━━━ Dataset extract ━━━

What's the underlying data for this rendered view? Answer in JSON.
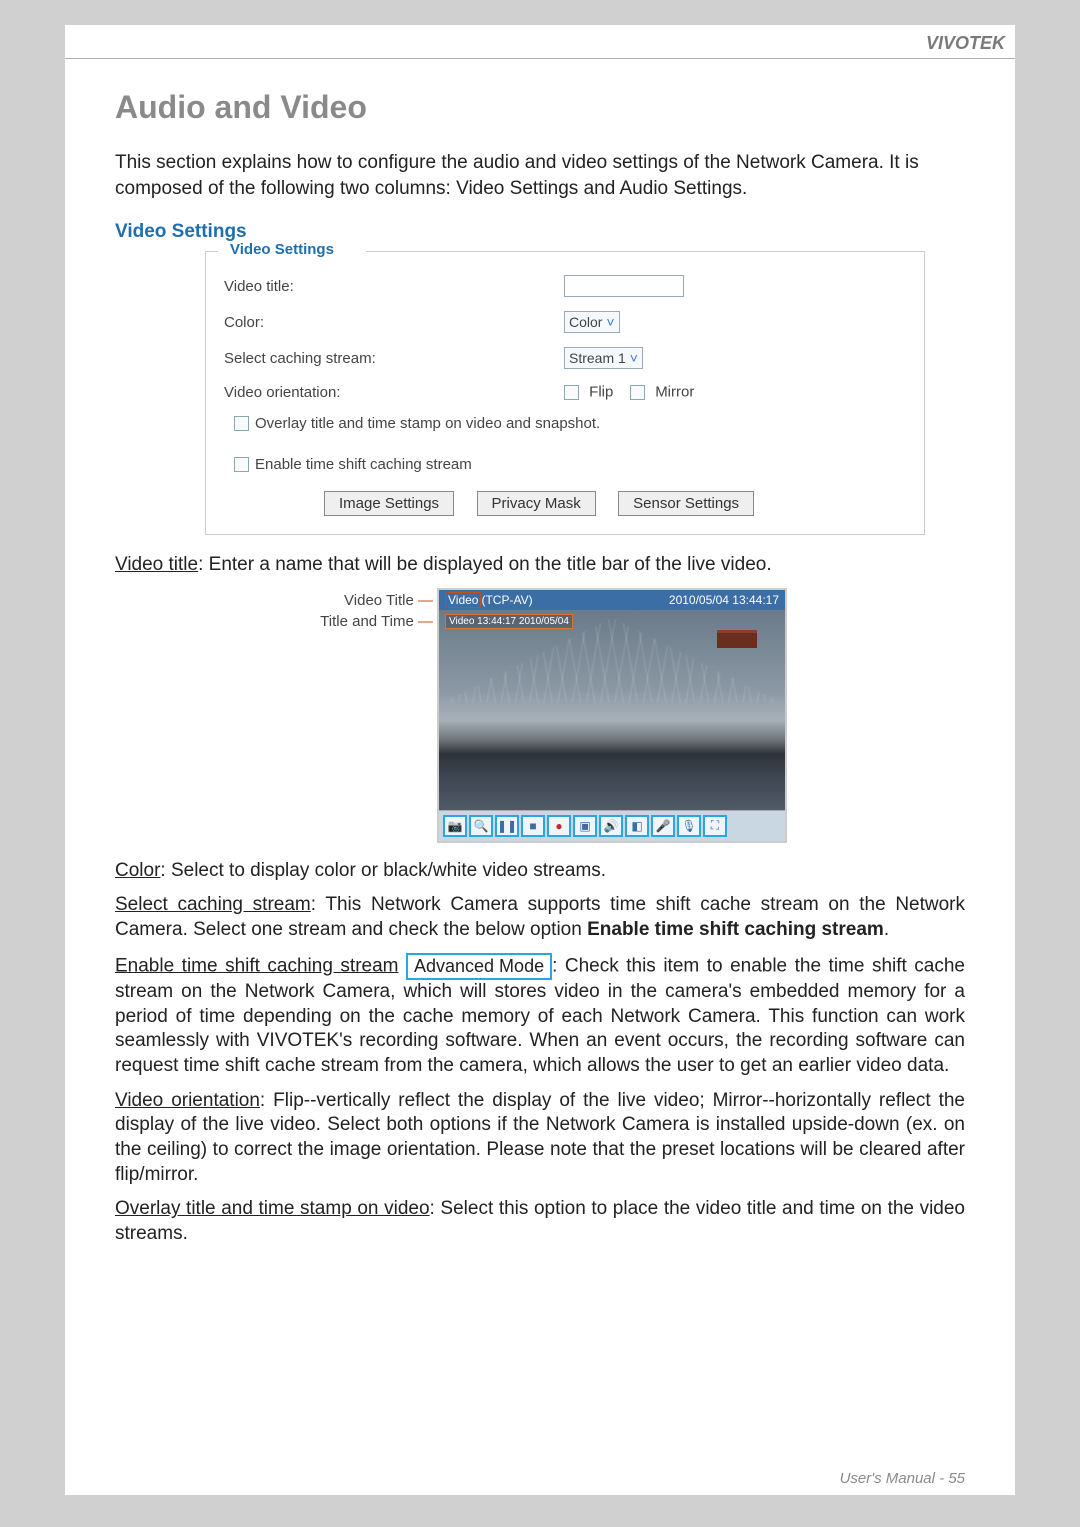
{
  "brand": "VIVOTEK",
  "section_title": "Audio and Video",
  "intro": "This section explains how to configure the audio and video settings of the Network Camera. It is composed of the following two columns: Video Settings and Audio Settings.",
  "subhead": "Video Settings",
  "fieldset": {
    "legend": "Video Settings",
    "rows": {
      "video_title_label": "Video title:",
      "video_title_value": "",
      "color_label": "Color:",
      "color_select": "Color",
      "caching_label": "Select caching stream:",
      "caching_select": "Stream 1",
      "orientation_label": "Video orientation:",
      "flip_label": "Flip",
      "mirror_label": "Mirror",
      "overlay_label": "Overlay title and time stamp on video and snapshot.",
      "timeshift_label": "Enable time shift caching stream"
    },
    "buttons": {
      "image_settings": "Image Settings",
      "privacy_mask": "Privacy Mask",
      "sensor_settings": "Sensor Settings"
    }
  },
  "figure": {
    "label_video_title": "Video Title",
    "label_title_time": "Title and Time",
    "titlebar_left_boxed": "Video",
    "titlebar_left_rest": "(TCP-AV)",
    "titlebar_right": "2010/05/04 13:44:17",
    "overlay_stamp": "Video 13:44:17  2010/05/04",
    "toolbar_icons": [
      "camera",
      "magnify",
      "pause",
      "stop",
      "record",
      "image",
      "speaker",
      "half",
      "mic-down",
      "mic",
      "expand"
    ]
  },
  "paragraphs": {
    "p_video_title_u": "Video title",
    "p_video_title_rest": ": Enter a name that will be displayed on the title bar of the live video.",
    "p_color_u": "Color",
    "p_color_rest": ": Select to display color or black/white video streams.",
    "p_caching_u": "Select caching stream",
    "p_caching_rest_1": ": This Network Camera supports time shift cache stream on the Network Camera. Select one stream and check the below option ",
    "p_caching_bold": "Enable time shift caching stream",
    "p_caching_rest_2": ".",
    "p_timeshift_u": "Enable time shift caching stream",
    "p_timeshift_badge": "Advanced Mode",
    "p_timeshift_rest": ": Check this item to enable the time shift cache stream on the Network Camera, which will stores video in the camera's embedded memory for a period of time depending on the cache memory of each Network Camera. This function can work seamlessly with VIVOTEK's recording software. When an event occurs, the recording software can request time shift cache stream from the camera, which allows the user to get an earlier video data.",
    "p_orientation_u": "Video orientation",
    "p_orientation_rest": ": Flip--vertically reflect the display of the live video; Mirror--horizontally reflect the display of the live video. Select both options if the Network Camera is installed upside-down (ex. on the ceiling) to correct the image orientation.  Please note that the preset locations will be cleared after flip/mirror.",
    "p_overlay_u": "Overlay title and time stamp on video",
    "p_overlay_rest": ": Select this option to place the video title and time on the video streams."
  },
  "footer": {
    "label": "User's Manual - ",
    "page": "55"
  }
}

━━━

= Stated goal =
From the listing, copy every line where the string "Mirror" appears.

= Exercise answer =
      "mirror_label": "Mirror",
    "p_orientation_rest": ": Flip--vertically reflect the display of the live video; Mirror--horizontally reflect the display of the live video. Select both options if the Network Camera is installed upside-down (ex. on the ceiling) to correct the image orientation.  Please note that the preset locations will be cleared after flip/mirror.",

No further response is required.